**INSTRUCTION**
Quote the data below in full, please, without altering anything.

------------------------------

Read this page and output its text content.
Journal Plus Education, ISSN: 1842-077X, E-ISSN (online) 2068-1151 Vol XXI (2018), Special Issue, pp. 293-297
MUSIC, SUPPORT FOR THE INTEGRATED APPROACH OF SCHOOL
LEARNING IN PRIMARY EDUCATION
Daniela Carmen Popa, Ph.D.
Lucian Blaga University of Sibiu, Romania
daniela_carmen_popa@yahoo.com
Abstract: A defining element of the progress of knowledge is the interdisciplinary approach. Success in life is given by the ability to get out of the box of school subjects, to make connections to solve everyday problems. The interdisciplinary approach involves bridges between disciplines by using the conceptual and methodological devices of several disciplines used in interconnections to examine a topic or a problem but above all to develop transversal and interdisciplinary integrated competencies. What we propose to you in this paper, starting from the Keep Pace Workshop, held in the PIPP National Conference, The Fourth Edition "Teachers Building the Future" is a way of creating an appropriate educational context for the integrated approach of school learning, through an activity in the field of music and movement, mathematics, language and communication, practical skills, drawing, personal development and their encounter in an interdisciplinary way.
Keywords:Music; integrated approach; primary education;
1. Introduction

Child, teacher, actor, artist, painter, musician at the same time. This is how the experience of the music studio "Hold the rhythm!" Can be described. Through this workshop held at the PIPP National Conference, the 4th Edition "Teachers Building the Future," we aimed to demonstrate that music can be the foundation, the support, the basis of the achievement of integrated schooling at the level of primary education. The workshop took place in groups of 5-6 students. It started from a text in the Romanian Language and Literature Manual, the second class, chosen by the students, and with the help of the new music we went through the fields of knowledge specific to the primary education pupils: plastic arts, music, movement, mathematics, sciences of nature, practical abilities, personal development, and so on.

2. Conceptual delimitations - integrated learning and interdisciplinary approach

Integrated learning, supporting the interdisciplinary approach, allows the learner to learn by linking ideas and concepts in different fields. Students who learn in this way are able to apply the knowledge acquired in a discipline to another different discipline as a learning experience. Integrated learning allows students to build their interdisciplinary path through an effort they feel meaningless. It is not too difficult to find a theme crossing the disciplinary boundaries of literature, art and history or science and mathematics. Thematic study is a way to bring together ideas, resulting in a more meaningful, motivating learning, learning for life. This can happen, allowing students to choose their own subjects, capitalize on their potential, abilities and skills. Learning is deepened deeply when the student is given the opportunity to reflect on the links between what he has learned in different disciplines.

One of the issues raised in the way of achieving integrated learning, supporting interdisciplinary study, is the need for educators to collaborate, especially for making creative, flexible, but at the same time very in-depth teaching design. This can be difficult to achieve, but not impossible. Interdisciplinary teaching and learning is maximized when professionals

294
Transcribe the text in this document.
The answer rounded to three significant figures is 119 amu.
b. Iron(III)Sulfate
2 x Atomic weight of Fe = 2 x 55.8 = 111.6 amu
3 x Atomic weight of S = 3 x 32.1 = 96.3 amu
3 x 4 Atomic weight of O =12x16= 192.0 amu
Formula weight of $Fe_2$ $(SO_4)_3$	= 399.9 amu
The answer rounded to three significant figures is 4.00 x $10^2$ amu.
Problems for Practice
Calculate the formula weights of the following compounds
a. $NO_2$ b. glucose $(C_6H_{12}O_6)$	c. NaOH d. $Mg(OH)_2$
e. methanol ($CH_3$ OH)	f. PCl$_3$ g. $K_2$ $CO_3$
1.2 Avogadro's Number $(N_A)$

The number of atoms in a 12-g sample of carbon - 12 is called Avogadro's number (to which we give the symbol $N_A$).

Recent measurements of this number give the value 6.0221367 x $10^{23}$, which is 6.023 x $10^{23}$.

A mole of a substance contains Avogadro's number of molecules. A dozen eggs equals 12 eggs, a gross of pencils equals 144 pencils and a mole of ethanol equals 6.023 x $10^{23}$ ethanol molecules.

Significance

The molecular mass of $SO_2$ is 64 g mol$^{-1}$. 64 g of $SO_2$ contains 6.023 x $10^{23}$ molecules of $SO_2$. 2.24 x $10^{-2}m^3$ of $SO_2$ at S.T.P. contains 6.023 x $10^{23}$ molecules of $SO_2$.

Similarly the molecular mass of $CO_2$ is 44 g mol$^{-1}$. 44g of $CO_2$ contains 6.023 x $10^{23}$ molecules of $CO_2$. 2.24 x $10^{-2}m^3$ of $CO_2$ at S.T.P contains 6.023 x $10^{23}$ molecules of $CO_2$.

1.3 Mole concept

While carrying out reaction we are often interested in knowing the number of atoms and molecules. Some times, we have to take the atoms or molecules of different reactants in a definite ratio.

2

------------------------------

**EXERCISE OUTPUT**
Read this page and output its text content.
Journal Plus Education, ISSN: 1842-077X, E-ISSN (online) 2068-1151 Vol XXI (2018), Special Issue, pp. 293-297
MUSIC, SUPPORT FOR THE INTEGRATED APPROACH OF SCHOOL
LEARNING IN PRIMARY EDUCATION
Daniela Carmen Popa, Ph.D.
Lucian Blaga University of Sibiu, Romania
daniela_carmen_popa@yahoo.com
Abstract: A defining element of the progress of knowledge is the interdisciplinary approach. Success in life is given by the ability to get out of the box of school subjects, to make connections to solve everyday problems. The interdisciplinary approach involves bridges between disciplines by using the conceptual and methodological devices of several disciplines used in interconnections to examine a topic or a problem but above all to develop transversal and interdisciplinary integrated competencies. What we propose to you in this paper, starting from the Keep Pace Workshop, held in the PIPP National Conference, The Fourth Edition "Teachers Building the Future" is a way of creating an appropriate educational context for the integrated approach of school learning, through an activity in the field of music and movement, mathematics, language and communication, practical skills, drawing, personal development and their encounter in an interdisciplinary way.
Keywords:Music; integrated approach; primary education;
1. Introduction

Child, teacher, actor, artist, painter, musician at the same time. This is how the experience of the music studio "Hold the rhythm!" Can be described. Through this workshop held at the PIPP National Conference, the 4th Edition "Teachers Building the Future," we aimed to demonstrate that music can be the foundation, the support, the basis of the achievement of integrated schooling at the level of primary education. The workshop took place in groups of 5-6 students. It started from a text in the Romanian Language and Literature Manual, the second class, chosen by the students, and with the help of the new music we went through the fields of knowledge specific to the primary education pupils: plastic arts, music, movement, mathematics, sciences of nature, practical abilities, personal development, and so on.

2. Conceptual delimitations - integrated learning and interdisciplinary approach

Integrated learning, supporting the interdisciplinary approach, allows the learner to learn by linking ideas and concepts in different fields. Students who learn in this way are able to apply the knowledge acquired in a discipline to another different discipline as a learning experience. Integrated learning allows students to build their interdisciplinary path through an effort they feel meaningless. It is not too difficult to find a theme crossing the disciplinary boundaries of literature, art and history or science and mathematics. Thematic study is a way to bring together ideas, resulting in a more meaningful, motivating learning, learning for life. This can happen, allowing students to choose their own subjects, capitalize on their potential, abilities and skills. Learning is deepened deeply when the student is given the opportunity to reflect on the links between what he has learned in different disciplines.

One of the issues raised in the way of achieving integrated learning, supporting interdisciplinary study, is the need for educators to collaborate, especially for making creative, flexible, but at the same time very in-depth teaching design. This can be difficult to achieve, but not impossible. Interdisciplinary teaching and learning is maximized when professionals

294
Transcribe the text in this document.
The answer rounded to three significant figures is 119 amu.
b. Iron(III)Sulfate
2 x Atomic weight of Fe = 2 x 55.8 = 111.6 amu
3 x Atomic weight of S = 3 x 32.1 = 96.3 amu
3 x 4 Atomic weight of O =12x16= 192.0 amu
Formula weight of $Fe_2$ $(SO_4)_3$	= 399.9 amu
The answer rounded to three significant figures is 4.00 x $10^2$ amu.
Problems for Practice
Calculate the formula weights of the following compounds
a. $NO_2$ b. glucose $(C_6H_{12}O_6)$	c. NaOH d. $Mg(OH)_2$
e. methanol ($CH_3$ OH)	f. PCl$_3$ g. $K_2$ $CO_3$
1.2 Avogadro's Number $(N_A)$

The number of atoms in a 12-g sample of carbon - 12 is called Avogadro's number (to which we give the symbol $N_A$).

Recent measurements of this number give the value 6.0221367 x $10^{23}$, which is 6.023 x $10^{23}$.

A mole of a substance contains Avogadro's number of molecules. A dozen eggs equals 12 eggs, a gross of pencils equals 144 pencils and a mole of ethanol equals 6.023 x $10^{23}$ ethanol molecules.

Significance

The molecular mass of $SO_2$ is 64 g mol$^{-1}$. 64 g of $SO_2$ contains 6.023 x $10^{23}$ molecules of $SO_2$. 2.24 x $10^{-2}m^3$ of $SO_2$ at S.T.P. contains 6.023 x $10^{23}$ molecules of $SO_2$.

Similarly the molecular mass of $CO_2$ is 44 g mol$^{-1}$. 44g of $CO_2$ contains 6.023 x $10^{23}$ molecules of $CO_2$. 2.24 x $10^{-2}m^3$ of $CO_2$ at S.T.P contains 6.023 x $10^{23}$ molecules of $CO_2$.

1.3 Mole concept

While carrying out reaction we are often interested in knowing the number of atoms and molecules. Some times, we have to take the atoms or molecules of different reactants in a definite ratio.

2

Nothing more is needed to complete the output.